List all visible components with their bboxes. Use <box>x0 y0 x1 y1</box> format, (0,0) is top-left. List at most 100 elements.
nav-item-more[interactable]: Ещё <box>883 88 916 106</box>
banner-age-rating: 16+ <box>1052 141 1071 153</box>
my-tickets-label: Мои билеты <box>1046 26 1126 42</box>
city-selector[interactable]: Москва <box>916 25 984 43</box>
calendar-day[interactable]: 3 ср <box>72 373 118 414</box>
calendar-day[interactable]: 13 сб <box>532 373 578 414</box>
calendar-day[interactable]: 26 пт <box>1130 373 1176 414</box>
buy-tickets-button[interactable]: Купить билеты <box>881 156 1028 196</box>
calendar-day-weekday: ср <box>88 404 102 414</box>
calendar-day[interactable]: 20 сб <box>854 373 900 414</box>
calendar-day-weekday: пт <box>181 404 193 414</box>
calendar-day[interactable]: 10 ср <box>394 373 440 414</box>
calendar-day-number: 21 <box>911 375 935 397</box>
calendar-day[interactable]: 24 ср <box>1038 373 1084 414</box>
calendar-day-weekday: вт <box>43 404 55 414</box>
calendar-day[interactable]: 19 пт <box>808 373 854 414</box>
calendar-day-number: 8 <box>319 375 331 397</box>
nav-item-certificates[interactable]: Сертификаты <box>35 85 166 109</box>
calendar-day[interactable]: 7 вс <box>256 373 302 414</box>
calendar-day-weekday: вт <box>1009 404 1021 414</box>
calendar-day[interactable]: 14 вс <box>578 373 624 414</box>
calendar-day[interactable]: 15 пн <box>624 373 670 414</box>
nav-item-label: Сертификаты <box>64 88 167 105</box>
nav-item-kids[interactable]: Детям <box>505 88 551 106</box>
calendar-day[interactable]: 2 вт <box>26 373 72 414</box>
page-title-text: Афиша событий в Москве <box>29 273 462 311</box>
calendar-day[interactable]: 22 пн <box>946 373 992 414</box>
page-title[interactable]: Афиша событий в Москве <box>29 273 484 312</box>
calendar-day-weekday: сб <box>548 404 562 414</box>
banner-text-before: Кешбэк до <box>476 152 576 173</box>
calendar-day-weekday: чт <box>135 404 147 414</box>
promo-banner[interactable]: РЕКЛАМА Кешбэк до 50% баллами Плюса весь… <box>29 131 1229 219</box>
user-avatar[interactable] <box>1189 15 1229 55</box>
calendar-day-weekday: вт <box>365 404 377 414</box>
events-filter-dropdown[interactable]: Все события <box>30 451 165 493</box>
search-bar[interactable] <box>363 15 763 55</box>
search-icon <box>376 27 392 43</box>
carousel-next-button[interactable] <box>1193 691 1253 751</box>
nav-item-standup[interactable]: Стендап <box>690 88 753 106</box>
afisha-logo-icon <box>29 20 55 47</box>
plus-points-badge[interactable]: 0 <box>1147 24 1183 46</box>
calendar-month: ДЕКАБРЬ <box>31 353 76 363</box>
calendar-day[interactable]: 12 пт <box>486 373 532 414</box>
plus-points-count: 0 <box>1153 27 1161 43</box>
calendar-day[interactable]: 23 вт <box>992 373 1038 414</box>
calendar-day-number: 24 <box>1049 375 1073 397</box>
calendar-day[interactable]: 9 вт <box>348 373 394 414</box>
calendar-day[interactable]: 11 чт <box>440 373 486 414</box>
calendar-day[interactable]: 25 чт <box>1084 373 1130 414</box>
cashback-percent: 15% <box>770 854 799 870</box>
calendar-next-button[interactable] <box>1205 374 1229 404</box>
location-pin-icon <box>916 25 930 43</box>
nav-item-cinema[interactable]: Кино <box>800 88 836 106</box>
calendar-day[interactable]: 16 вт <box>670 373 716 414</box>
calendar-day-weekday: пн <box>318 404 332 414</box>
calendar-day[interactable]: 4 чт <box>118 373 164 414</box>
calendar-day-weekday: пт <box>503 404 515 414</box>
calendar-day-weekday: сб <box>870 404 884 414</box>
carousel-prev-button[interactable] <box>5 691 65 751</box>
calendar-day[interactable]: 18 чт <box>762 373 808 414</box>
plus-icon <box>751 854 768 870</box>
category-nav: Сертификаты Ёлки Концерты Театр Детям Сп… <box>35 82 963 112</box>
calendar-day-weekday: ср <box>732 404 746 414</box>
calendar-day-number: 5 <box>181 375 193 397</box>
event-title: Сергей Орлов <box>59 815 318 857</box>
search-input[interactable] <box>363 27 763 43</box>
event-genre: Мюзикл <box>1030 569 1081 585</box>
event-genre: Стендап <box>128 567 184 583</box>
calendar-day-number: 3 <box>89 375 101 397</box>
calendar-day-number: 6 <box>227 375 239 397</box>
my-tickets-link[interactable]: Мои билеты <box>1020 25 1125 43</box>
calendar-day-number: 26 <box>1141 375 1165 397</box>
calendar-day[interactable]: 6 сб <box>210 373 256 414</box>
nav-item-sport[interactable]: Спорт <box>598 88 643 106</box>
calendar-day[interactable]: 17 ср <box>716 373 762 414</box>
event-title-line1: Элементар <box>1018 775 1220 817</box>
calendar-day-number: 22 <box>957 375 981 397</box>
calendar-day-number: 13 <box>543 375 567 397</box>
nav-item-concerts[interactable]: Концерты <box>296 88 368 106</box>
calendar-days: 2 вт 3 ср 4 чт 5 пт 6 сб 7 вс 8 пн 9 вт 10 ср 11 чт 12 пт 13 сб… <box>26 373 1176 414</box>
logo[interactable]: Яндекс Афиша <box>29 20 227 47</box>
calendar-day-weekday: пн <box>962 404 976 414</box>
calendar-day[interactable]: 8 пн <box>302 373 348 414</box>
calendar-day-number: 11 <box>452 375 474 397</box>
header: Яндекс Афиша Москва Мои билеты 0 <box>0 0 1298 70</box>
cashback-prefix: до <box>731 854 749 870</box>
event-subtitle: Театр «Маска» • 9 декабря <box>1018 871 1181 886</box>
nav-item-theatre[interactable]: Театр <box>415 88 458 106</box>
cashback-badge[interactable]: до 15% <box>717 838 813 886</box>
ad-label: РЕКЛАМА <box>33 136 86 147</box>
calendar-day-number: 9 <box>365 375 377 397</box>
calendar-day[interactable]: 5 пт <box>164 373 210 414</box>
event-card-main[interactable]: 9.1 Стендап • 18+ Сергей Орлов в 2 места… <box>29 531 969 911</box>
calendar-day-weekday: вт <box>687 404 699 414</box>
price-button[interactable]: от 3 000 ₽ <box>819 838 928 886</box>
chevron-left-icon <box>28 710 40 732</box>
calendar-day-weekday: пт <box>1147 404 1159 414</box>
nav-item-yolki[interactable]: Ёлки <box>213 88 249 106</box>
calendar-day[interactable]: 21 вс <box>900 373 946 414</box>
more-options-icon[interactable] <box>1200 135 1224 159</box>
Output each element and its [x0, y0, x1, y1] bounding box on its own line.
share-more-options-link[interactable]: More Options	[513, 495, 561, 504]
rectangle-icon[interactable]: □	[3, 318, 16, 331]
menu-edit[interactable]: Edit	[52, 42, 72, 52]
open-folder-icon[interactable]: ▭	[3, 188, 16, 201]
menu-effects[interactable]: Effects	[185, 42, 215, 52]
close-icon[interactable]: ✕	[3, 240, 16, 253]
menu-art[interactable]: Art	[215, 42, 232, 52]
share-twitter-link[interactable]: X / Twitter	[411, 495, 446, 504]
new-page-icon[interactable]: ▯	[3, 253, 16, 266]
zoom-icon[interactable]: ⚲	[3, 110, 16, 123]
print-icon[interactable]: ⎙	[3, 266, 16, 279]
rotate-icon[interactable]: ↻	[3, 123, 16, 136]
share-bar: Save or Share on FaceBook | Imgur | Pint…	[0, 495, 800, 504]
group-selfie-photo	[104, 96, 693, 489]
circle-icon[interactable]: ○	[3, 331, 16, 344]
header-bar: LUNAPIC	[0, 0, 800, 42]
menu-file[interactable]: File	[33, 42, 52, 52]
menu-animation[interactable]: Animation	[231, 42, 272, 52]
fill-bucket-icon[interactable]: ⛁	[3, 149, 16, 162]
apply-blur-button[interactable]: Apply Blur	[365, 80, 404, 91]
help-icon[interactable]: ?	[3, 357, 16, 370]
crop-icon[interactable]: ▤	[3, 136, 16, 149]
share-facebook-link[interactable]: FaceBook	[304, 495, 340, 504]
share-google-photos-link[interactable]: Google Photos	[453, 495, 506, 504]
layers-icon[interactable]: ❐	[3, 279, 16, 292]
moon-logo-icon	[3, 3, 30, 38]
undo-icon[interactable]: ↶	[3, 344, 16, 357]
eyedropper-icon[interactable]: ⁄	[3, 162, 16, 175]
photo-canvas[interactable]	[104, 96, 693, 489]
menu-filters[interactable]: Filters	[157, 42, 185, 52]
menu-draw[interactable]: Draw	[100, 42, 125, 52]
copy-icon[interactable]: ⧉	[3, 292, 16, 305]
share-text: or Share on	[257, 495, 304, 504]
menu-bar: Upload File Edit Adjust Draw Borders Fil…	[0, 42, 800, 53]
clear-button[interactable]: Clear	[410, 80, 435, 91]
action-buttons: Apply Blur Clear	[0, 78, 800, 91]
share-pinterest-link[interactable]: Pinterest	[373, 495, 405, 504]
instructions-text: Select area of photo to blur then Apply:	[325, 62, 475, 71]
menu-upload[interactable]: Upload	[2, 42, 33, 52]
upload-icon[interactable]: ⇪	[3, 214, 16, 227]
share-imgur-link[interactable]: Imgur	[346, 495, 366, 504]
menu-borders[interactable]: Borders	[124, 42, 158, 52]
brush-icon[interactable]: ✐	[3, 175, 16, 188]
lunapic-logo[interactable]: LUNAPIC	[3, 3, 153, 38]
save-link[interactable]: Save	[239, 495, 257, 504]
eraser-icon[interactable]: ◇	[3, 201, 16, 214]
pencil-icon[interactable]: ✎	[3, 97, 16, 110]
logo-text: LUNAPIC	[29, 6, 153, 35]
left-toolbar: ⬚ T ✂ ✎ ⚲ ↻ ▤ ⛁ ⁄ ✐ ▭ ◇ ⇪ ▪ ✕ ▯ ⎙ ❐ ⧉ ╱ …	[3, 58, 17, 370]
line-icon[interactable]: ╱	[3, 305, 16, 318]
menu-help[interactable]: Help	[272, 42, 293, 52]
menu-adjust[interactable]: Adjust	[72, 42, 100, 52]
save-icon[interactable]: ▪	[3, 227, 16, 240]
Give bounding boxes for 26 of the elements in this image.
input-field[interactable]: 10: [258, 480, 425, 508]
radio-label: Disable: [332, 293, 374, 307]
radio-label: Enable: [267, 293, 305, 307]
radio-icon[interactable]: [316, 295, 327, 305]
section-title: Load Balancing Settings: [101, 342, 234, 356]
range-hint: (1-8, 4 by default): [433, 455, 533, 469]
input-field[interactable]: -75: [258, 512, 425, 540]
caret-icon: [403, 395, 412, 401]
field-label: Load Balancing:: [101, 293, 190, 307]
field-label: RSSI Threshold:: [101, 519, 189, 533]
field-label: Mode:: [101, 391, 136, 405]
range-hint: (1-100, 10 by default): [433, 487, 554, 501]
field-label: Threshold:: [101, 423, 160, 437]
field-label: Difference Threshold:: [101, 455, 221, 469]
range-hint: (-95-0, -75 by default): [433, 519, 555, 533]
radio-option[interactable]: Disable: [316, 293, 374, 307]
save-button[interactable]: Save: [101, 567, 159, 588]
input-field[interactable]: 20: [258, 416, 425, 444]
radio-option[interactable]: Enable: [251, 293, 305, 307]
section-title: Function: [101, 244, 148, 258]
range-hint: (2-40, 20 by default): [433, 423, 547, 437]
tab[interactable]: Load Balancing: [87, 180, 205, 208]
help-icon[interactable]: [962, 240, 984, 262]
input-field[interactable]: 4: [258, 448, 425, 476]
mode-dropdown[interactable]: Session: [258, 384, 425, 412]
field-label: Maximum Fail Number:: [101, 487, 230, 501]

**The task**
Update the listing from its first line through the line containing "calendar-day[interactable]: 3 ср", inclusive, by changing "Москва" to "Казань" and leaving everything else as it is. Give back only those lines.

**Solved exercise**
List all visible components with their bboxes. Use <box>x0 y0 x1 y1</box> format, (0,0) is top-left. List at most 100 elements.
nav-item-more[interactable]: Ещё <box>883 88 916 106</box>
banner-age-rating: 16+ <box>1052 141 1071 153</box>
my-tickets-label: Мои билеты <box>1046 26 1126 42</box>
city-selector[interactable]: Казань <box>916 25 984 43</box>
calendar-day[interactable]: 3 ср <box>72 373 118 414</box>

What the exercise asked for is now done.